**DATA TO PROCESS**
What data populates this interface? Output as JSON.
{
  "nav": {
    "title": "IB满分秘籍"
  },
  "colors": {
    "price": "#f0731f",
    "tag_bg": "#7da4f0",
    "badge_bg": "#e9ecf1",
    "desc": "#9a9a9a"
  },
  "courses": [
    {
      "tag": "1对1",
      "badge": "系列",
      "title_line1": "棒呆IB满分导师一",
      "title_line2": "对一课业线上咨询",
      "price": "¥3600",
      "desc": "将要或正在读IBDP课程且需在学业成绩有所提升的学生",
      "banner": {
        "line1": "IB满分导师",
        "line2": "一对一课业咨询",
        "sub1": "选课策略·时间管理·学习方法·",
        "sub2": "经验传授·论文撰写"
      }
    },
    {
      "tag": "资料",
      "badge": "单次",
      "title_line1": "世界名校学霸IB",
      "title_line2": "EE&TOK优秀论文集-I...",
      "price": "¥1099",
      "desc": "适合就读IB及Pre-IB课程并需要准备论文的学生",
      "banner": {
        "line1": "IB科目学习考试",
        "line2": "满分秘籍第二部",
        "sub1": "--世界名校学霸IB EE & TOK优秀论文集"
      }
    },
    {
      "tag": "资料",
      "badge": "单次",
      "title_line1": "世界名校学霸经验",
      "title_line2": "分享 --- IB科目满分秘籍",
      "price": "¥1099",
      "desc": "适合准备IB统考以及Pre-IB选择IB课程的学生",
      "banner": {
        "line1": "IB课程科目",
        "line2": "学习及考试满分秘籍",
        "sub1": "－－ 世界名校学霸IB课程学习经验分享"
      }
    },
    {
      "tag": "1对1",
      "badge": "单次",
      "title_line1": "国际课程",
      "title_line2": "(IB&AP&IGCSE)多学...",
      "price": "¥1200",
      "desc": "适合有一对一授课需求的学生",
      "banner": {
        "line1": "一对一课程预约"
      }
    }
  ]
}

**WRITTEN REQUEST**
Retype the material in full, character for character.

**OUTPUT FOR THIS EXERCISE**
What data populates this interface? Output as JSON.
{
  "nav": {
    "title": "IB满分秘籍"
  },
  "colors": {
    "price": "#f0731f",
    "tag_bg": "#7da4f0",
    "badge_bg": "#e9ecf1",
    "desc": "#9a9a9a"
  },
  "courses": [
    {
      "tag": "1对1",
      "badge": "系列",
      "title_line1": "棒呆IB满分导师一",
      "title_line2": "对一课业线上咨询",
      "price": "¥3600",
      "desc": "将要或正在读IBDP课程且需在学业成绩有所提升的学生",
      "banner": {
        "line1": "IB满分导师",
        "line2": "一对一课业咨询",
        "sub1": "选课策略·时间管理·学习方法·",
        "sub2": "经验传授·论文撰写"
      }
    },
    {
      "tag": "资料",
      "badge": "单次",
      "title_line1": "世界名校学霸IB",
      "title_line2": "EE&TOK优秀论文集-I...",
      "price": "¥1099",
      "desc": "适合就读IB及Pre-IB课程并需要准备论文的学生",
      "banner": {
        "line1": "IB科目学习考试",
        "line2": "满分秘籍第二部",
        "sub1": "--世界名校学霸IB EE & TOK优秀论文集"
      }
    },
    {
      "tag": "资料",
      "badge": "单次",
      "title_line1": "世界名校学霸经验",
      "title_line2": "分享 --- IB科目满分秘籍",
      "price": "¥1099",
      "desc": "适合准备IB统考以及Pre-IB选择IB课程的学生",
      "banner": {
        "line1": "IB课程科目",
        "line2": "学习及考试满分秘籍",
        "sub1": "－－ 世界名校学霸IB课程学习经验分享"
      }
    },
    {
      "tag": "1对1",
      "badge": "单次",
      "title_line1": "国际课程",
      "title_line2": "(IB&AP&IGCSE)多学...",
      "price": "¥1200",
      "desc": "适合有一对一授课需求的学生",
      "banner": {
        "line1": "一对一课程预约"
      }
    }
  ]
}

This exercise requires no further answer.